_WHAT THE TASK REQUIRES:_
Transcribe every line of the records below character for character, keeping each line's original order and spacing.

_THE INPUT:_
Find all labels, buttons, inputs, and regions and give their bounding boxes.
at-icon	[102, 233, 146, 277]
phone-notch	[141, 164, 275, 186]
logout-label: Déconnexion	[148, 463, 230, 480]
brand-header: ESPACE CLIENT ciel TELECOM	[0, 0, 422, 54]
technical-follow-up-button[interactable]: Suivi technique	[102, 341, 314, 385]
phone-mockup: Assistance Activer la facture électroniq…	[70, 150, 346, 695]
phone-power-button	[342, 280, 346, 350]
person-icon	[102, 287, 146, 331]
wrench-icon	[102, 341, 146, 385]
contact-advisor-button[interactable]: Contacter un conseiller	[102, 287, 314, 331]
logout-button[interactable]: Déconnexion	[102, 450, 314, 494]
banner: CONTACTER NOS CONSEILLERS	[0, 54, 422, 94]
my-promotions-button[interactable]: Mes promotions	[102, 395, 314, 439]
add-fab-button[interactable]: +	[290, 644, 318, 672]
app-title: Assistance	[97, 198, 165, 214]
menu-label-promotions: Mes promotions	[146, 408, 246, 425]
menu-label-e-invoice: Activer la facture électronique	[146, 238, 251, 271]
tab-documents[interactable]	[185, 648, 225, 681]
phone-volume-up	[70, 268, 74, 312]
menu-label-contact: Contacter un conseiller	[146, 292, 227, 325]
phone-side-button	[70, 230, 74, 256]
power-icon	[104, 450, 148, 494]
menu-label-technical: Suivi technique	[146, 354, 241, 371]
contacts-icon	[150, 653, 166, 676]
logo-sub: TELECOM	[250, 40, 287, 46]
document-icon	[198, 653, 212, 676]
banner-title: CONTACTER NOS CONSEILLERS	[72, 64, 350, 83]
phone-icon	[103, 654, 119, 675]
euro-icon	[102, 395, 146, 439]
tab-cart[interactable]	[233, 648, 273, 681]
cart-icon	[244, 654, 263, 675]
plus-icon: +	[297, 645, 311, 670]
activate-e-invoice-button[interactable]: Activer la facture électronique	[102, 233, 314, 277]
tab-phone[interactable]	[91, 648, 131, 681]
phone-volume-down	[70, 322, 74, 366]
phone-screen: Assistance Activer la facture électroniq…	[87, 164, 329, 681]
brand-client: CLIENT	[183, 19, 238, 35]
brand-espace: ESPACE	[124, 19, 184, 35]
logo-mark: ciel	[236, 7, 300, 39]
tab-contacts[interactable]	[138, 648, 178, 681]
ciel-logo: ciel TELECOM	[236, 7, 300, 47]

_ANSWER TO THIS TASK:_
Find all labels, buttons, inputs, and regions and give their bounding boxes.
at-icon	[102, 233, 146, 277]
phone-notch	[141, 164, 275, 186]
logout-label: Déconnexion	[148, 463, 230, 480]
brand-header: ESPACE CLIENT ciel TELECOM	[0, 0, 422, 54]
technical-follow-up-button[interactable]: Suivi technique	[102, 341, 314, 385]
phone-mockup: Assistance Activer la facture électroniq…	[70, 150, 346, 695]
phone-power-button	[342, 280, 346, 350]
person-icon	[102, 287, 146, 331]
wrench-icon	[102, 341, 146, 385]
contact-advisor-button[interactable]: Contacter un conseiller	[102, 287, 314, 331]
logout-button[interactable]: Déconnexion	[102, 450, 314, 494]
banner: CONTACTER NOS CONSEILLERS	[0, 54, 422, 94]
my-promotions-button[interactable]: Mes promotions	[102, 395, 314, 439]
add-fab-button[interactable]: +	[290, 644, 318, 672]
app-title: Assistance	[97, 198, 165, 214]
menu-label-promotions: Mes promotions	[146, 408, 246, 425]
menu-label-e-invoice: Activer la facture électronique	[146, 238, 251, 271]
tab-documents[interactable]	[185, 648, 225, 681]
phone-volume-up	[70, 268, 74, 312]
menu-label-contact: Contacter un conseiller	[146, 292, 227, 325]
phone-side-button	[70, 230, 74, 256]
power-icon	[104, 450, 148, 494]
menu-label-technical: Suivi technique	[146, 354, 241, 371]
contacts-icon	[150, 653, 166, 676]
logo-sub: TELECOM	[250, 40, 287, 46]
document-icon	[198, 653, 212, 676]
banner-title: CONTACTER NOS CONSEILLERS	[72, 64, 350, 83]
phone-icon	[103, 654, 119, 675]
euro-icon	[102, 395, 146, 439]
tab-cart[interactable]	[233, 648, 273, 681]
cart-icon	[244, 654, 263, 675]
plus-icon: +	[297, 645, 311, 670]
activate-e-invoice-button[interactable]: Activer la facture électronique	[102, 233, 314, 277]
tab-phone[interactable]	[91, 648, 131, 681]
phone-volume-down	[70, 322, 74, 366]
phone-screen: Assistance Activer la facture électroniq…	[87, 164, 329, 681]
brand-client: CLIENT	[183, 19, 238, 35]
brand-espace: ESPACE	[124, 19, 184, 35]
logo-mark: ciel	[236, 7, 300, 39]
tab-contacts[interactable]	[138, 648, 178, 681]
ciel-logo: ciel TELECOM	[236, 7, 300, 47]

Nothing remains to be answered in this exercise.